- [WRITTEN PROBLEM A]:
Transcribe the passage on the Bank of Russia's floating operational band between "The dual-currency floating" and "of $350 million.", inclusive.
- [WRITTEN PROBLEM B]:
Rewrite the records from their first line through the line holding "grid — [61, 31, 835, 490]", inclusive, with "screenshot" swapped for "image" and nothing else altered. Return only those lines.

- [SOURCE DOCUMENT]:

/---

The dual-currency floating operational band was adjusted automatically as soon as the cumulative volume of FX interventions reached the predetermined level. Between 10 December 2013 and 2 March 2014, the parameters for the shift of the floating operational band were set as follows: when the cumulative volume of Bank of Russia FX purchases (sales) reached $350 million the borders shifted automatically down (up) by 5 kopecks. Starting 3 March 2014, given the increased volatility in the domestic FX market, the cumulative volume of FX interventions of the Bank of Russia was increased to the level of $1,500 million to limit ruble exchange rate fluctuations. Starting 17 June 2014, this value was decreased to the level of $1,000 million. Effective from 18 August 2014, the cumulative volume of Bank of Russia FX interventions was decreased to the prior level of $350 million.

At the same time, the amount of target interventions, which were used for managing flexibility of the floating operational band, was not included in the calculation of the aforementioned cumulative volume. This parameter did not affect the volume of the FX operations implemented by the Bank of Russia, it was applied only for calculating the volume of the interventions accumulated for the shift of the band. If the net volume of Bank of Russia FX operations aimed at smoothing the ruble exchange rate volatility exceeded the target interventions level during a day, the difference between these amounts was accumulated for the subsequent shift of the floating operational band borders during the trading day or in further days, when the set cumulative threshold was reached. In the context of the ongoing transition to the floating exchange rate by 2015 the Bank of Russia cut the amount of target FX interventions step by step. Effective from 13 January 2014, the said amount was equal to $0 per day.

An example of the automatic shift of the floating operational band borders is presented in Figure 4.

Until 5 November 2014, as the ruble value of the dual-currency basket reached the upper/lower border of the floating operational band, the Bank of Russia carried out unlimited foreign currency sell/buy operations. From 5 to 7 November 2014, as the ruble value of the dual-currency basket reached the upper/lower border of the floating operational band, the Bank of Russia carried out foreign currency sell/buy operations with the intensity equal to $350 million per day. Meanwhile, the automatic rule of operational band borders adjustment remained valid.

\---

- [PROVIDED INFORMATION]:
/---

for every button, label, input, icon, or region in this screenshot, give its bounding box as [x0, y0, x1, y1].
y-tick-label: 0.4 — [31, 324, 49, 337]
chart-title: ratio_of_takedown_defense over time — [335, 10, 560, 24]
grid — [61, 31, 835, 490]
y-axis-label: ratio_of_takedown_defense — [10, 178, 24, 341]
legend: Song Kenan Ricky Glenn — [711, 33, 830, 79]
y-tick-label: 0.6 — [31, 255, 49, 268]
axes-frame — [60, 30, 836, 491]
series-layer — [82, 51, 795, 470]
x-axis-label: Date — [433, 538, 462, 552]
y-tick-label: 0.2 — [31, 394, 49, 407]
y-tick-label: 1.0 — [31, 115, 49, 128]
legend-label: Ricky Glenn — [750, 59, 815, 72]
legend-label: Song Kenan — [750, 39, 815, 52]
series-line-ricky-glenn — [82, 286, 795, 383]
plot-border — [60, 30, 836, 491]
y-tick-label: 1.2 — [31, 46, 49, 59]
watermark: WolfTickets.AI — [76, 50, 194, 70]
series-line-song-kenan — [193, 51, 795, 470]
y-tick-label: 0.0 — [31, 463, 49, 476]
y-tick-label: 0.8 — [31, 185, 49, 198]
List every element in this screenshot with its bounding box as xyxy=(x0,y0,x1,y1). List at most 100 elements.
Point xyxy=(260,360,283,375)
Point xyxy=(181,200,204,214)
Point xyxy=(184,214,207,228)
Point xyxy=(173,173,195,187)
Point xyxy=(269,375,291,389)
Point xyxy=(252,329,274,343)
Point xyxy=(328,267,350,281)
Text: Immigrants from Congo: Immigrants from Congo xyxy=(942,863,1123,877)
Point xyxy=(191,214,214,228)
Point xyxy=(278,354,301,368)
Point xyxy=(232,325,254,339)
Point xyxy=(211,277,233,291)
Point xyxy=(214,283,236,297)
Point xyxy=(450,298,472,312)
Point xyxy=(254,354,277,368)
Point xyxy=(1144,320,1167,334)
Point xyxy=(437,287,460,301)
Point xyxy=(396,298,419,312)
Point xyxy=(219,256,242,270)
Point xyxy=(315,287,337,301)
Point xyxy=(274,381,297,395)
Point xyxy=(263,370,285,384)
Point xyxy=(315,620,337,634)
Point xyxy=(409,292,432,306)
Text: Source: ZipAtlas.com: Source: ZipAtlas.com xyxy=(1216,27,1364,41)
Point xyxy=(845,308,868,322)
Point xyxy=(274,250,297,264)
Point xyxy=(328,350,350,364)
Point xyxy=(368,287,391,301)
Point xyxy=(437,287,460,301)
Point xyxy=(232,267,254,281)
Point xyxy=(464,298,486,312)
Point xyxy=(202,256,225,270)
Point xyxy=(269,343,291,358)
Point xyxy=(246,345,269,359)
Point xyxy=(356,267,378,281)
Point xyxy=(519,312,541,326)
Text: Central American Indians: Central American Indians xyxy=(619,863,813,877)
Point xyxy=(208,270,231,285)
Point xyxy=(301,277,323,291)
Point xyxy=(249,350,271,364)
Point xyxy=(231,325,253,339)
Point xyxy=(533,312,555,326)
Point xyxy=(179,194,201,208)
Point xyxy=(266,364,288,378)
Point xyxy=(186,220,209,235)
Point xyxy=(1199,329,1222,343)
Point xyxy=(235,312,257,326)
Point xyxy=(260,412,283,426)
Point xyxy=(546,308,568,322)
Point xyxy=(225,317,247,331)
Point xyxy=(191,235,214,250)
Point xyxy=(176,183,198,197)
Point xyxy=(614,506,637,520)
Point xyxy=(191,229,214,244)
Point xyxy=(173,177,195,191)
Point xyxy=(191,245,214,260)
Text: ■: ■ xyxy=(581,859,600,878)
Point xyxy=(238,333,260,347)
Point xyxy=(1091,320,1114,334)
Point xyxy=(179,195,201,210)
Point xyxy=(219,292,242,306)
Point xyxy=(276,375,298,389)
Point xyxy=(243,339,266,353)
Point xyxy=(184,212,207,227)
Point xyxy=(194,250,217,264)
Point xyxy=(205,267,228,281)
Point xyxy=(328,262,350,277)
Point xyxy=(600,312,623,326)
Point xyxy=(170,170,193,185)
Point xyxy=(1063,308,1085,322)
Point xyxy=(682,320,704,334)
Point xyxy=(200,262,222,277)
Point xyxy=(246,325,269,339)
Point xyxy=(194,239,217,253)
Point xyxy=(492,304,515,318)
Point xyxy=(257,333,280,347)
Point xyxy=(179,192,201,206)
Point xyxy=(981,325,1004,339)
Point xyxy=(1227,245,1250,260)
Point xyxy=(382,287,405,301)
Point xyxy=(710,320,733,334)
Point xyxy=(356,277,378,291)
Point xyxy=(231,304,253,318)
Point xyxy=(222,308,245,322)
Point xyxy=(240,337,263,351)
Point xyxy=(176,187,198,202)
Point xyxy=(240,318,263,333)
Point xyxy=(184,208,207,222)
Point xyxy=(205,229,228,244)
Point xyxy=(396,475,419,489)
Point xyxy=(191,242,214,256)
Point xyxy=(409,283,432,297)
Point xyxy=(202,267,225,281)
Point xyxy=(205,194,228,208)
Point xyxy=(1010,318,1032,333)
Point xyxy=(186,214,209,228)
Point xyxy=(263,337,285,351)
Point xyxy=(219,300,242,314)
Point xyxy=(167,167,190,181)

\---

- [TASK OUTPUT A]:
The dual-currency floating operational band was adjusted automatically as soon as the cumulative volume of FX interventions reached the predetermined level. Between 10 December 2013 and 2 March 2014, the parameters for the shift of the floating operational band were set as follows: when the cumulative volume of Bank of Russia FX purchases (sales) reached $350 million the borders shifted automatically down (up) by 5 kopecks. Starting 3 March 2014, given the increased volatility in the domestic FX market, the cumulative volume of FX interventions of the Bank of Russia was increased to the level of $1,500 million to limit ruble exchange rate fluctuations. Starting 17 June 2014, this value was decreased to the level of $1,000 million. Effective from 18 August 2014, the cumulative volume of Bank of Russia FX interventions was decreased to the prior level of $350 million.

- [TASK OUTPUT B]:
for every button, label, input, icon, or region in this image, give its bounding box as [x0, y0, x1, y1].
y-tick-label: 0.4 — [31, 324, 49, 337]
chart-title: ratio_of_takedown_defense over time — [335, 10, 560, 24]
grid — [61, 31, 835, 490]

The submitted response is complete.